> [RECORDS FOR THE EXERCISE]
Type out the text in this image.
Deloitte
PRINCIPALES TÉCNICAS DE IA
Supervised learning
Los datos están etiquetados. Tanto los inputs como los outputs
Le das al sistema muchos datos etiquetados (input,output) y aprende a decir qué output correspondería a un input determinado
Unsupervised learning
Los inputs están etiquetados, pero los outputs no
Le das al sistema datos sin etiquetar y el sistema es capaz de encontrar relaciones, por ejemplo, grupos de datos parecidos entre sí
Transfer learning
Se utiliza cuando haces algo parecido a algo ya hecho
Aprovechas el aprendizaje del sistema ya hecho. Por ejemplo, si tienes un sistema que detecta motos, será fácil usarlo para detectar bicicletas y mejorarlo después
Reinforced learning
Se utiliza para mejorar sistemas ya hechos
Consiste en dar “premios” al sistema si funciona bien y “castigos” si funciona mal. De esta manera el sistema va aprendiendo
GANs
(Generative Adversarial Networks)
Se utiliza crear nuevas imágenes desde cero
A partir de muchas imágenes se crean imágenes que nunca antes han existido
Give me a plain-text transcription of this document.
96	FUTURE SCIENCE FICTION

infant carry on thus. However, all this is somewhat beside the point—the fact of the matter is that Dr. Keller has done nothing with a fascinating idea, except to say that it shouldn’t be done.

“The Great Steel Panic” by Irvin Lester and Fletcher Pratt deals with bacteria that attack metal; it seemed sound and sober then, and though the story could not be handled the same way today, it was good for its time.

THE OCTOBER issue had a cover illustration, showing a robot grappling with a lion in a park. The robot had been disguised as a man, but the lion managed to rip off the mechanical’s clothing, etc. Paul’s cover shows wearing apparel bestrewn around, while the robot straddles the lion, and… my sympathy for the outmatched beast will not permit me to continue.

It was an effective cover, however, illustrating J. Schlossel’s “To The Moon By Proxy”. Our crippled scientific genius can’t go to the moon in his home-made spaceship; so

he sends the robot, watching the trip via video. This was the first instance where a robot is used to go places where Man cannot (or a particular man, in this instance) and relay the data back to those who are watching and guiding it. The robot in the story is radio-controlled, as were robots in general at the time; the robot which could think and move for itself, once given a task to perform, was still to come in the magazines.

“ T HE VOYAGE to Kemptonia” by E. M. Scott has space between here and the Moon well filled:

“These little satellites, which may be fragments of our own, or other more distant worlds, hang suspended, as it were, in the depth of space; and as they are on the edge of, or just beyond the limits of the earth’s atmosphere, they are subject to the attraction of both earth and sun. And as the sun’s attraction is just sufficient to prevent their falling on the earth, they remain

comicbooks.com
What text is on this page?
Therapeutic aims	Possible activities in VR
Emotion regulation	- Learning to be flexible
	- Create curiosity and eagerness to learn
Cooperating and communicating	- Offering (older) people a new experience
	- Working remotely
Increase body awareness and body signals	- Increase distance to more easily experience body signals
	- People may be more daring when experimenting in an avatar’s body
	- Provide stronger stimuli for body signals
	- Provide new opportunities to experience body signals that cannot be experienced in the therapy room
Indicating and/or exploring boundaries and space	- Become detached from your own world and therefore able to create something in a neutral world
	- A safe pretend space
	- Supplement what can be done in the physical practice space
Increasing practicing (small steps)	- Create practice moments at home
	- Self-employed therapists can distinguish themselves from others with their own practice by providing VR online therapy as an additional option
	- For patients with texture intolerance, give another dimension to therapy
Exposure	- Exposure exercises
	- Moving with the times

> [TASK DESCRIPTION]
Taking the line with "What text is on this page?" as the start and the last line of the data above as the end, write out those two lines and every line between them exactly, and only those.

> [ANSWER TO THIS PROBLEM]
What text is on this page?
Therapeutic aims	Possible activities in VR
Emotion regulation	- Learning to be flexible
	- Create curiosity and eagerness to learn
Cooperating and communicating	- Offering (older) people a new experience
	- Working remotely
Increase body awareness and body signals	- Increase distance to more easily experience body signals
	- People may be more daring when experimenting in an avatar’s body
	- Provide stronger stimuli for body signals
	- Provide new opportunities to experience body signals that cannot be experienced in the therapy room
Indicating and/or exploring boundaries and space	- Become detached from your own world and therefore able to create something in a neutral world
	- A safe pretend space
	- Supplement what can be done in the physical practice space
Increasing practicing (small steps)	- Create practice moments at home
	- Self-employed therapists can distinguish themselves from others with their own practice by providing VR online therapy as an additional option
	- For patients with texture intolerance, give another dimension to therapy
Exposure	- Exposure exercises
	- Moving with the times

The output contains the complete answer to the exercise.